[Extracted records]
------------------------------
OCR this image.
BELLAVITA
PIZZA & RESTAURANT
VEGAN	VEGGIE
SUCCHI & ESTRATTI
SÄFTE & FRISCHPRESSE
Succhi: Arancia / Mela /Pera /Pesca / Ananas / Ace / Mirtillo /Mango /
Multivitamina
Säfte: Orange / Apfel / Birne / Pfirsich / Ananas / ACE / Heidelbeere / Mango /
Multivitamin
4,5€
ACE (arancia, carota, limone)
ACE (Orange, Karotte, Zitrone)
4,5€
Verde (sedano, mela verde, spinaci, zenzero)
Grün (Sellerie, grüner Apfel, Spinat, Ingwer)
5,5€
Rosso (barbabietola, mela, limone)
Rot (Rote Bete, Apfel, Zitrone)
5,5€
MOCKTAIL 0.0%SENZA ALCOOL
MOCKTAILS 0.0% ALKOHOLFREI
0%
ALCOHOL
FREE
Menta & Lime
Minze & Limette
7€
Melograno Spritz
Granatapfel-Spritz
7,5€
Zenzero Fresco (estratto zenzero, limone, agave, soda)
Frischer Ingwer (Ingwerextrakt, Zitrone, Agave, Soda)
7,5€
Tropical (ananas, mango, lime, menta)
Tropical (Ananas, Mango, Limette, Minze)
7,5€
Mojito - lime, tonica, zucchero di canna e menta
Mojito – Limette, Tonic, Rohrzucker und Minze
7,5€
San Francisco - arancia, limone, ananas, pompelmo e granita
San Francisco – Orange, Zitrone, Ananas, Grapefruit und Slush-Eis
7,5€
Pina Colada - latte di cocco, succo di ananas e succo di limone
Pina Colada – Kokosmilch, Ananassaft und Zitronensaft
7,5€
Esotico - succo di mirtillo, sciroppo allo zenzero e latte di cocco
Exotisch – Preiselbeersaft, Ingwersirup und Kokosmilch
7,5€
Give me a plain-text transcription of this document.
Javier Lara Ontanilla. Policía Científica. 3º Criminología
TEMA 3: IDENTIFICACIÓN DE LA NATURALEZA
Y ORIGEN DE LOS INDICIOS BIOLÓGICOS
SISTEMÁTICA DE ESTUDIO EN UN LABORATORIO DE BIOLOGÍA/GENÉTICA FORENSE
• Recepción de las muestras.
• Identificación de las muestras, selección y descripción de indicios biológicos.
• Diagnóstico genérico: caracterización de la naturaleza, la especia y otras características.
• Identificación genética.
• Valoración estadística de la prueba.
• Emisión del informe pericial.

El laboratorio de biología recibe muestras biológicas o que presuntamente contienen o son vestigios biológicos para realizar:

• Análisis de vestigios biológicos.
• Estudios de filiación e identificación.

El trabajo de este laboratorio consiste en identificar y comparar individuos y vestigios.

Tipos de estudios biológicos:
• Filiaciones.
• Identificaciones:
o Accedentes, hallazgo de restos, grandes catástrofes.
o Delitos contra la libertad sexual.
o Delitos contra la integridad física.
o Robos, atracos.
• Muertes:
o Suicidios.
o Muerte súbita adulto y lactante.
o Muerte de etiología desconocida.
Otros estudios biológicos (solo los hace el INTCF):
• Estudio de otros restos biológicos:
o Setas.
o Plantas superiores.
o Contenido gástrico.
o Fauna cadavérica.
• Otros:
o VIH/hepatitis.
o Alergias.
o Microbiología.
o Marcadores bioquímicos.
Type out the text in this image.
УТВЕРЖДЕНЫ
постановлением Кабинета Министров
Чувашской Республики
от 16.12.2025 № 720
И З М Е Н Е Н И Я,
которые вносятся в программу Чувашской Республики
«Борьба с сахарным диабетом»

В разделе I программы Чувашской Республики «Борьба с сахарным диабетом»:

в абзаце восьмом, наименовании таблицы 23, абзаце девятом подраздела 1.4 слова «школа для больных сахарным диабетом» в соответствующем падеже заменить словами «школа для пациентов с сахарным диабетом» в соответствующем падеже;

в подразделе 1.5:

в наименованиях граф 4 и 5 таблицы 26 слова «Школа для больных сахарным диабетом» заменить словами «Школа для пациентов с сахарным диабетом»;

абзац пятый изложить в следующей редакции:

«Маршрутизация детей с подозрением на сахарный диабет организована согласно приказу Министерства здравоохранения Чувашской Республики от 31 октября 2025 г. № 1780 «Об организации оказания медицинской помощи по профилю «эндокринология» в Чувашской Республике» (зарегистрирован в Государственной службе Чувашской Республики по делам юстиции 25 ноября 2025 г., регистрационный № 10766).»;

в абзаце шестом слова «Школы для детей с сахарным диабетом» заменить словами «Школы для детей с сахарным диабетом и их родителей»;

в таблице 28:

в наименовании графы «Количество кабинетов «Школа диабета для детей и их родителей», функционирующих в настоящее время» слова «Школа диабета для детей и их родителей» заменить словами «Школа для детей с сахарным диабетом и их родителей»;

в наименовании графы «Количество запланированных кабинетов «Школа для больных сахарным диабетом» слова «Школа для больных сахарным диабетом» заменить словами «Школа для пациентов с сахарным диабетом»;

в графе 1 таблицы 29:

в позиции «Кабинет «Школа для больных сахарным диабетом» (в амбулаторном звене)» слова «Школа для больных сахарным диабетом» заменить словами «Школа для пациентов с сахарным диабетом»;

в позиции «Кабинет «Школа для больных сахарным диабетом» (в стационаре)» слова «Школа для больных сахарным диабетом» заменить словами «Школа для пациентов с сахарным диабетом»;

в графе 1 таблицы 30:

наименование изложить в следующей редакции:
------------------------------
What the task requires. Using the records above, select and copy every line that has the word "Minze".

Response.
Minze & Limette
Tropical (Ananas, Mango, Limette, Minze)
Mojito – Limette, Tonic, Rohrzucker und Minze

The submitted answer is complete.